Work to complete: Check each line of the data for "network" and select those that have it.

--- START Items ---

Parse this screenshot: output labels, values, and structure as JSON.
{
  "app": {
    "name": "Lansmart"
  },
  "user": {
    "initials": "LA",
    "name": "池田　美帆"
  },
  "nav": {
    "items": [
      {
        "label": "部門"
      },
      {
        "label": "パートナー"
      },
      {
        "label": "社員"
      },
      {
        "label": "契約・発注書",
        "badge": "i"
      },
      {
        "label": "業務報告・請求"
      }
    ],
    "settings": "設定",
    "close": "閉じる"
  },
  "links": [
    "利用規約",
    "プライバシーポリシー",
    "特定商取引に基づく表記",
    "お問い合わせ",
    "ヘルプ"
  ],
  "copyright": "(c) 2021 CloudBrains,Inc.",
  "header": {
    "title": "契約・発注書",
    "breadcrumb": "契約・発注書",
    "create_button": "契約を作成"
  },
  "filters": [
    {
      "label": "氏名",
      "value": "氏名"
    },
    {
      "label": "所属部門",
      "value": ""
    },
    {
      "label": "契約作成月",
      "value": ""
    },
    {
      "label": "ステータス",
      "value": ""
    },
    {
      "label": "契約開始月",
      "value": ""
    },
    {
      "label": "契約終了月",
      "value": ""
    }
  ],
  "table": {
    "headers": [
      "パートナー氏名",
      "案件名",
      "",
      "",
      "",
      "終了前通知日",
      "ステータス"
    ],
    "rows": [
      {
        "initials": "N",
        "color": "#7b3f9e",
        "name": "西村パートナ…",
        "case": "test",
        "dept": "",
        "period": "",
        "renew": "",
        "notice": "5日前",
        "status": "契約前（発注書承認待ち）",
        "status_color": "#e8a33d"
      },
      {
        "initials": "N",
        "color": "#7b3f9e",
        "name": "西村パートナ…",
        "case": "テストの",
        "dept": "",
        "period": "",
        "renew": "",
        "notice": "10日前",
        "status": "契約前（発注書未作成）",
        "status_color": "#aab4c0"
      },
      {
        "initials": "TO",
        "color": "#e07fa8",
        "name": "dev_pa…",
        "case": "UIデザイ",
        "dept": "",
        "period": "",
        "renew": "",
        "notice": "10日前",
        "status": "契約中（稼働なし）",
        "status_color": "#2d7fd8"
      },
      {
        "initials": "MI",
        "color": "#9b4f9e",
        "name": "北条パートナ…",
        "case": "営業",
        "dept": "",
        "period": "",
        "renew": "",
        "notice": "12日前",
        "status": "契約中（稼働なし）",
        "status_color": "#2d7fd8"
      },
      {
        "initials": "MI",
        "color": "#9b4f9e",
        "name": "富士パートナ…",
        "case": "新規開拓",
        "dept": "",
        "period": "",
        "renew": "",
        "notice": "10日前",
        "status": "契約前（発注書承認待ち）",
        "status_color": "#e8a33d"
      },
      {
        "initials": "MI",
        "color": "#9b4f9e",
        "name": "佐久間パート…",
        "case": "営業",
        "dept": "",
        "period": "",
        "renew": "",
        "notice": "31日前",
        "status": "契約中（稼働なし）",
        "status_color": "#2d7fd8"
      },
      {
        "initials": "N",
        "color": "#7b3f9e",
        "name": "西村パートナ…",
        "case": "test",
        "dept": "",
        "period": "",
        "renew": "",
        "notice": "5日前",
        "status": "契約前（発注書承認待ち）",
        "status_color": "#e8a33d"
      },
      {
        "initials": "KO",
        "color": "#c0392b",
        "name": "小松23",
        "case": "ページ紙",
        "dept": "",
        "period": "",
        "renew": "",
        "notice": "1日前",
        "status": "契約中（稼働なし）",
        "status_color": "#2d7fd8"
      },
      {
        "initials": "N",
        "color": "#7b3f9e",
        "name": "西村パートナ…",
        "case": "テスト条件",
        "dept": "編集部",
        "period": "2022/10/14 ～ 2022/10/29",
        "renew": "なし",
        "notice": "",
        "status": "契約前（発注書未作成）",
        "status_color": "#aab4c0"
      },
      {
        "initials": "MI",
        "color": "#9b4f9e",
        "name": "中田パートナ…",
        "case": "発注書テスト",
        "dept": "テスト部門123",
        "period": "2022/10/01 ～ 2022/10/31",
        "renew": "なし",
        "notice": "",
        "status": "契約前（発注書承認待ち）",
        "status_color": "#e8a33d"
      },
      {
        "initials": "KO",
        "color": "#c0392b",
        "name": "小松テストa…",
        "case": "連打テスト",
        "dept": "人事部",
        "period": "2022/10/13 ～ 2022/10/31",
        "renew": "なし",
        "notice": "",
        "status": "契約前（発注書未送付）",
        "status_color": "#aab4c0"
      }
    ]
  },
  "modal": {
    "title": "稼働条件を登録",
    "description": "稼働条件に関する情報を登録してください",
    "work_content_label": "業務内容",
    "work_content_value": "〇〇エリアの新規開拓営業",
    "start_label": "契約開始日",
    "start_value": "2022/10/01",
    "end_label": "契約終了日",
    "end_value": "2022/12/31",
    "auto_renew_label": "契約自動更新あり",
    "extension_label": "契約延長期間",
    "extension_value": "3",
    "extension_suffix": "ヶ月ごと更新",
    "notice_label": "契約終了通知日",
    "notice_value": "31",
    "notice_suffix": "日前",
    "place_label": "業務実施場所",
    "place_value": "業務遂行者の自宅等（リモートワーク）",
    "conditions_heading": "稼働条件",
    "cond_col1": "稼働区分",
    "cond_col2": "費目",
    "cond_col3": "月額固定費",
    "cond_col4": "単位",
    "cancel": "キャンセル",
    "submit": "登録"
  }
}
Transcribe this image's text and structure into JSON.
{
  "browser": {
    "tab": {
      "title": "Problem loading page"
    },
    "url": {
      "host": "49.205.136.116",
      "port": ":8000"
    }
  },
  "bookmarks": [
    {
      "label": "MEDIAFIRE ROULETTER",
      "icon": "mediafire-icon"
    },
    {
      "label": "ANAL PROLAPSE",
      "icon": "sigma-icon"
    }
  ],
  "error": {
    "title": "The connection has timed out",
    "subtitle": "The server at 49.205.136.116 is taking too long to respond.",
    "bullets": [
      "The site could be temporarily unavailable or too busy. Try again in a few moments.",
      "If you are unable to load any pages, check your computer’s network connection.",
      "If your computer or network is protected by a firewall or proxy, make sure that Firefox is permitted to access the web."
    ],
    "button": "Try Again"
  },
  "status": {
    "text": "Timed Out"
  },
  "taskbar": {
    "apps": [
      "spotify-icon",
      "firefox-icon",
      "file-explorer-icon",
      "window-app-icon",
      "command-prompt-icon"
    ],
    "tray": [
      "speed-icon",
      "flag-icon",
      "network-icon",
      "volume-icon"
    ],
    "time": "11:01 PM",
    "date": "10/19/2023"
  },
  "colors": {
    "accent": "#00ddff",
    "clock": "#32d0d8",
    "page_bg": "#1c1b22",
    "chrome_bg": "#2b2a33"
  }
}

--- END Items ---

In response:
      "If you are unable to load any pages, check your computer’s network connection.",
      "If your computer or network is protected by a firewall or proxy, make sure that Firefox is permitted to access the web."
      "network-icon",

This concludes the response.